ROWS start

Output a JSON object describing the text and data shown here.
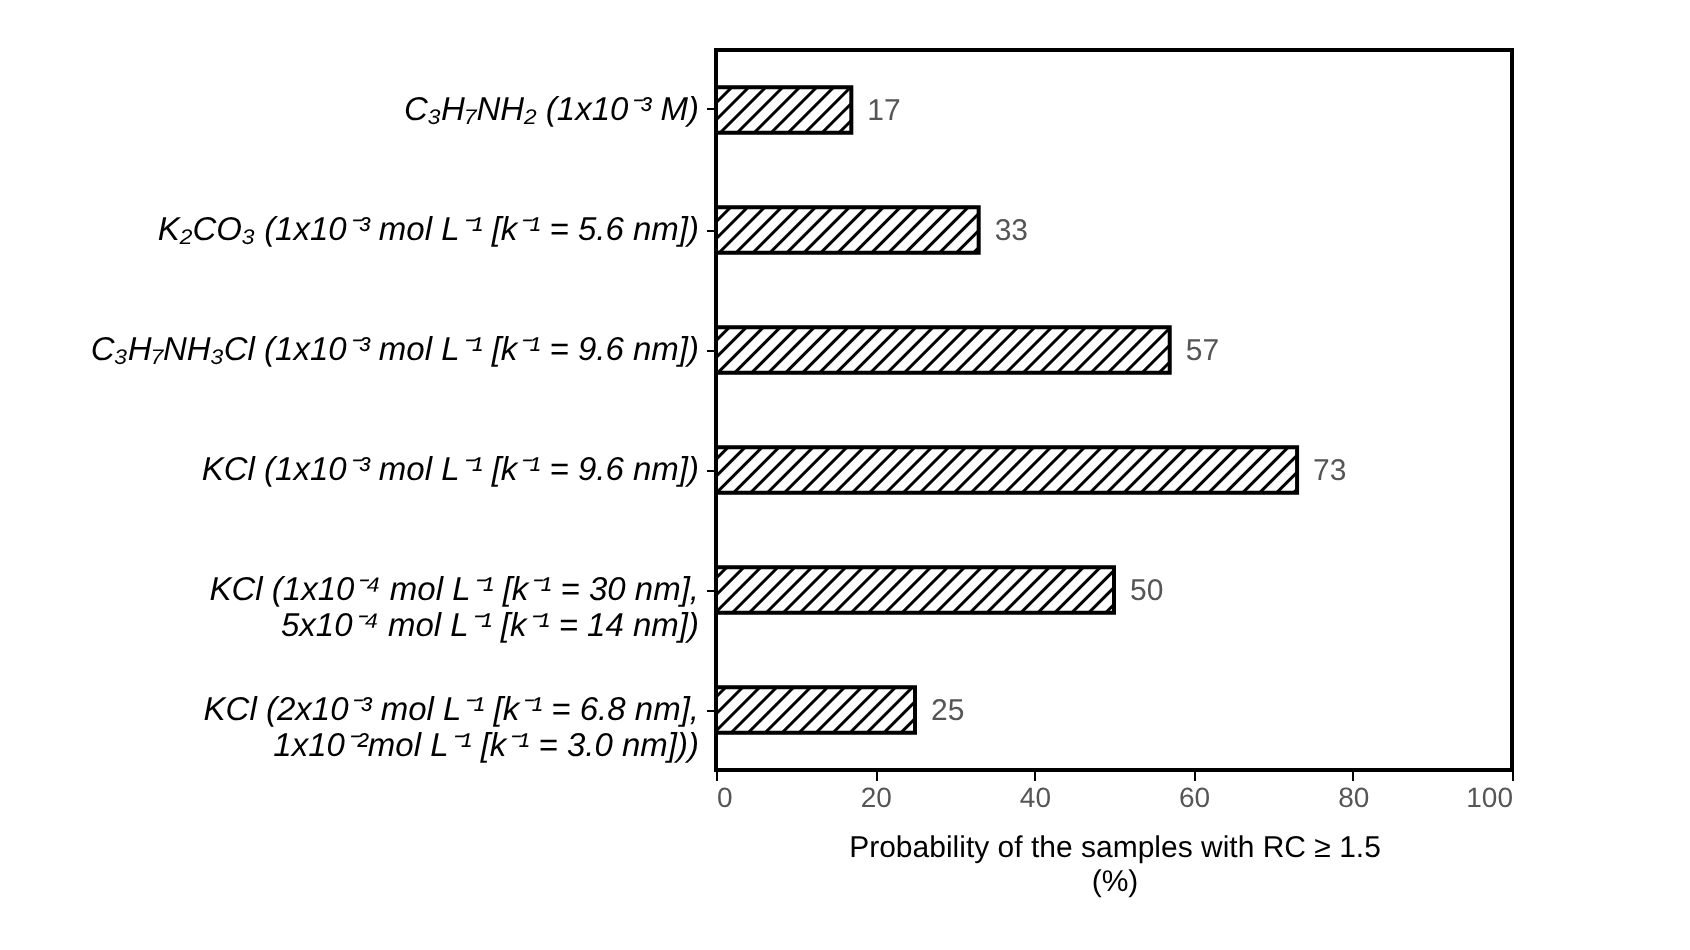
{
  "chart_data": {
    "type": "bar",
    "orientation": "horizontal",
    "categories": [
      "C₃H₇NH₂  (1x10⁻³ M)",
      "K₂CO₃  (1x10⁻³ mol L⁻¹ [k⁻¹ = 5.6 nm])",
      "C₃H₇NH₃Cl  (1x10⁻³ mol L⁻¹ [k⁻¹ = 9.6 nm])",
      "KCl (1x10⁻³ mol L⁻¹ [k⁻¹ = 9.6 nm])",
      "KCl (1x10⁻⁴ mol L⁻¹ [k⁻¹ = 30 nm],\n5x10⁻⁴ mol L⁻¹ [k⁻¹ = 14 nm])",
      "KCl (2x10⁻³ mol L⁻¹ [k⁻¹ = 6.8 nm],\n1x10⁻²mol L⁻¹ [k⁻¹ = 3.0 nm]))"
    ],
    "values": [
      17,
      33,
      57,
      73,
      50,
      25
    ],
    "color": "#000000",
    "xlabel": "Probability of the samples with RC ≥ 1.5\n(%)",
    "xlim": [
      0,
      100
    ],
    "xticks": [
      0,
      20,
      40,
      60,
      80,
      100
    ],
    "data_labels": true,
    "grid": false
  }
}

ROWS end

Leave the pictures out and write out every entry exactly as given.

EXERCISE RESULT
Output a JSON object describing the text and data shown here.
{
  "chart_data": {
    "type": "bar",
    "orientation": "horizontal",
    "categories": [
      "C₃H₇NH₂  (1x10⁻³ M)",
      "K₂CO₃  (1x10⁻³ mol L⁻¹ [k⁻¹ = 5.6 nm])",
      "C₃H₇NH₃Cl  (1x10⁻³ mol L⁻¹ [k⁻¹ = 9.6 nm])",
      "KCl (1x10⁻³ mol L⁻¹ [k⁻¹ = 9.6 nm])",
      "KCl (1x10⁻⁴ mol L⁻¹ [k⁻¹ = 30 nm],\n5x10⁻⁴ mol L⁻¹ [k⁻¹ = 14 nm])",
      "KCl (2x10⁻³ mol L⁻¹ [k⁻¹ = 6.8 nm],\n1x10⁻²mol L⁻¹ [k⁻¹ = 3.0 nm]))"
    ],
    "values": [
      17,
      33,
      57,
      73,
      50,
      25
    ],
    "color": "#000000",
    "xlabel": "Probability of the samples with RC ≥ 1.5\n(%)",
    "xlim": [
      0,
      100
    ],
    "xticks": [
      0,
      20,
      40,
      60,
      80,
      100
    ],
    "data_labels": true,
    "grid": false
  }
}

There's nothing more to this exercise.